> [Records to use]
****************

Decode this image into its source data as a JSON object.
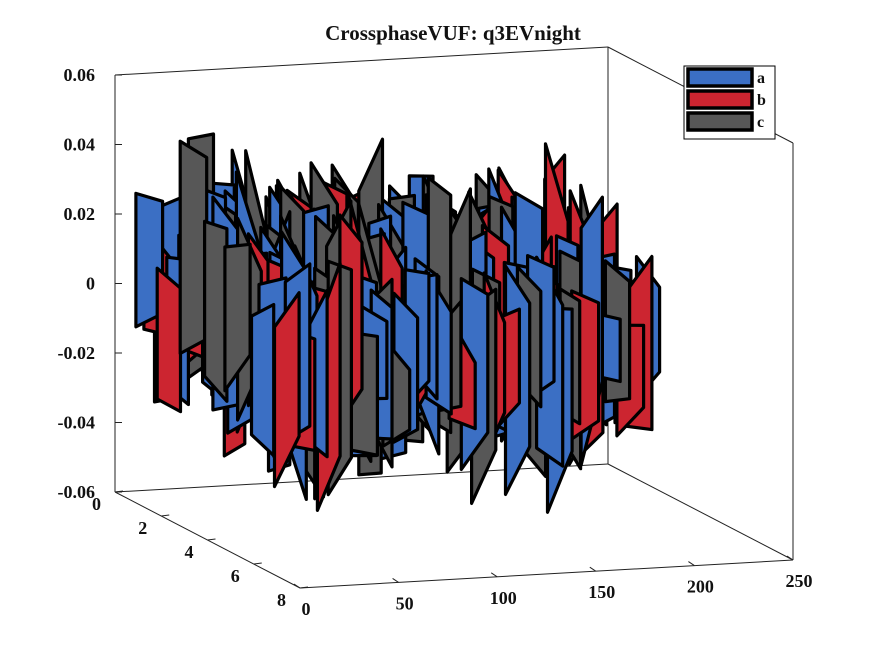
{
  "chart_data": {
    "type": "3d-ribbon",
    "title": "CrossphaseVUF: q3EVnight",
    "xlabel": "",
    "ylabel": "",
    "zlabel": "",
    "x_ticks": [
      "0",
      "50",
      "100",
      "150",
      "200",
      "250"
    ],
    "y_ticks": [
      "0",
      "2",
      "4",
      "6",
      "8"
    ],
    "z_ticks": [
      "0.06",
      "0.04",
      "0.02",
      "0",
      "-0.02",
      "-0.04",
      "-0.06"
    ],
    "xlim": [
      0,
      250
    ],
    "ylim": [
      0,
      8
    ],
    "zlim": [
      -0.06,
      0.06
    ],
    "legend_position": "top-right",
    "series": [
      {
        "name": "a",
        "color": "#3b6fc4"
      },
      {
        "name": "b",
        "color": "#cc2530"
      },
      {
        "name": "c",
        "color": "#575757"
      }
    ]
  }
}
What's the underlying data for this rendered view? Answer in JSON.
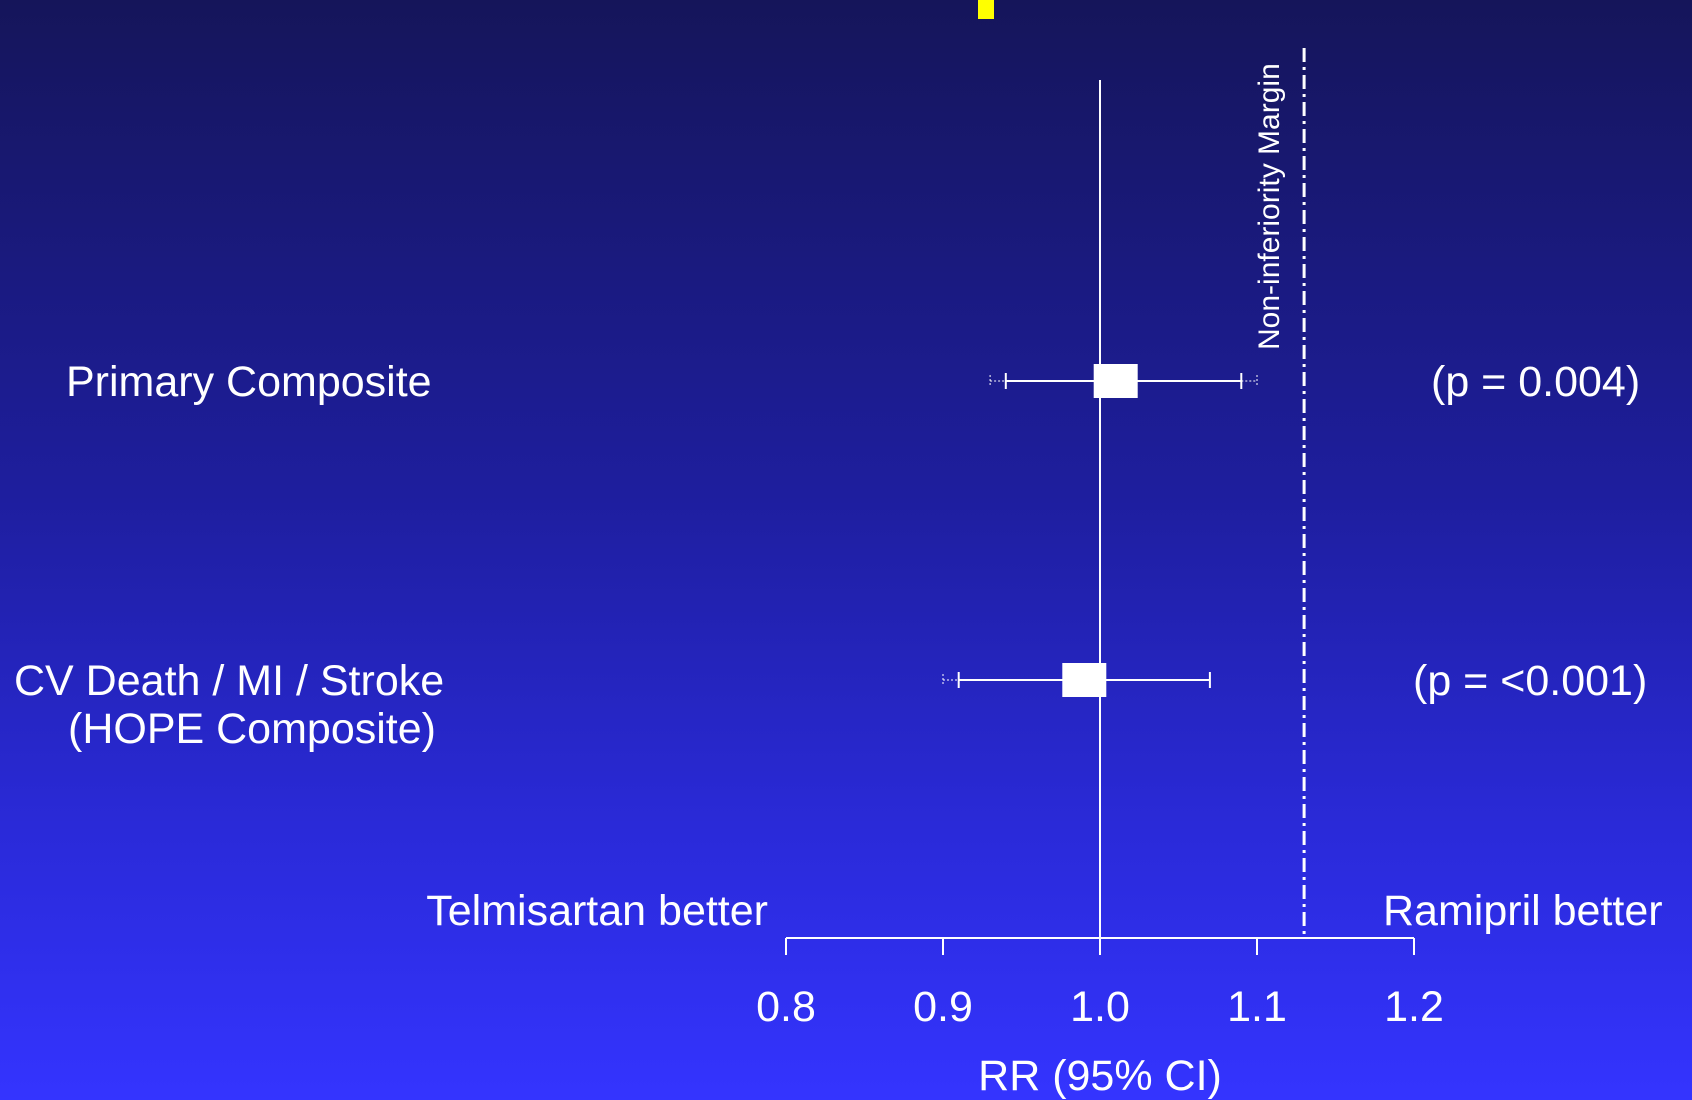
{
  "colors": {
    "background_top": "#15155a",
    "background_bottom": "#3434ff",
    "foreground": "#ffffff",
    "title_marker": "#ffff00"
  },
  "chart_data": {
    "type": "forest",
    "xlabel": "RR (95% CI)",
    "xlim": [
      0.8,
      1.2
    ],
    "xticks": [
      {
        "value": 0.8,
        "label": "0.8"
      },
      {
        "value": 0.9,
        "label": "0.9"
      },
      {
        "value": 1.0,
        "label": "1.0"
      },
      {
        "value": 1.1,
        "label": "1.1"
      },
      {
        "value": 1.2,
        "label": "1.2"
      }
    ],
    "reference_line": 1.0,
    "non_inferiority_margin": {
      "value": 1.13,
      "label": "Non-inferiority Margin",
      "style": "dash-dot"
    },
    "direction_labels": {
      "left": "Telmisartan better",
      "right": "Ramipril better"
    },
    "rows": [
      {
        "label_lines": [
          "Primary Composite"
        ],
        "estimate": 1.01,
        "ci_low": 0.94,
        "ci_high": 1.09,
        "outer_low": 0.93,
        "outer_high": 1.1,
        "p_text": "(p = 0.004)"
      },
      {
        "label_lines": [
          "CV Death / MI / Stroke",
          "(HOPE Composite)"
        ],
        "estimate": 0.99,
        "ci_low": 0.91,
        "ci_high": 1.07,
        "outer_low": 0.9,
        "outer_high": null,
        "p_text": "(p = <0.001)"
      }
    ],
    "grid": false,
    "legend": "none"
  }
}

****************

> [Exercise instructions] Print all entries exactly. The images do not belong in the copy.

> [Written solution]
Decode this image into its source data as a JSON object.
{
  "chart_data": {
    "type": "3d-ribbon",
    "title": "CrossphaseVUF: q3EVnight",
    "xlabel": "",
    "ylabel": "",
    "zlabel": "",
    "x_ticks": [
      "0",
      "50",
      "100",
      "150",
      "200",
      "250"
    ],
    "y_ticks": [
      "0",
      "2",
      "4",
      "6",
      "8"
    ],
    "z_ticks": [
      "0.06",
      "0.04",
      "0.02",
      "0",
      "-0.02",
      "-0.04",
      "-0.06"
    ],
    "xlim": [
      0,
      250
    ],
    "ylim": [
      0,
      8
    ],
    "zlim": [
      -0.06,
      0.06
    ],
    "legend_position": "top-right",
    "series": [
      {
        "name": "a",
        "color": "#3b6fc4"
      },
      {
        "name": "b",
        "color": "#cc2530"
      },
      {
        "name": "c",
        "color": "#575757"
      }
    ]
  }
}
What's the underlying data for this rendered view? Answer in JSON.
{
  "colors": {
    "background_top": "#15155a",
    "background_bottom": "#3434ff",
    "foreground": "#ffffff",
    "title_marker": "#ffff00"
  },
  "chart_data": {
    "type": "forest",
    "xlabel": "RR (95% CI)",
    "xlim": [
      0.8,
      1.2
    ],
    "xticks": [
      {
        "value": 0.8,
        "label": "0.8"
      },
      {
        "value": 0.9,
        "label": "0.9"
      },
      {
        "value": 1.0,
        "label": "1.0"
      },
      {
        "value": 1.1,
        "label": "1.1"
      },
      {
        "value": 1.2,
        "label": "1.2"
      }
    ],
    "reference_line": 1.0,
    "non_inferiority_margin": {
      "value": 1.13,
      "label": "Non-inferiority Margin",
      "style": "dash-dot"
    },
    "direction_labels": {
      "left": "Telmisartan better",
      "right": "Ramipril better"
    },
    "rows": [
      {
        "label_lines": [
          "Primary Composite"
        ],
        "estimate": 1.01,
        "ci_low": 0.94,
        "ci_high": 1.09,
        "outer_low": 0.93,
        "outer_high": 1.1,
        "p_text": "(p = 0.004)"
      },
      {
        "label_lines": [
          "CV Death / MI / Stroke",
          "(HOPE Composite)"
        ],
        "estimate": 0.99,
        "ci_low": 0.91,
        "ci_high": 1.07,
        "outer_low": 0.9,
        "outer_high": null,
        "p_text": "(p = <0.001)"
      }
    ],
    "grid": false,
    "legend": "none"
  }
}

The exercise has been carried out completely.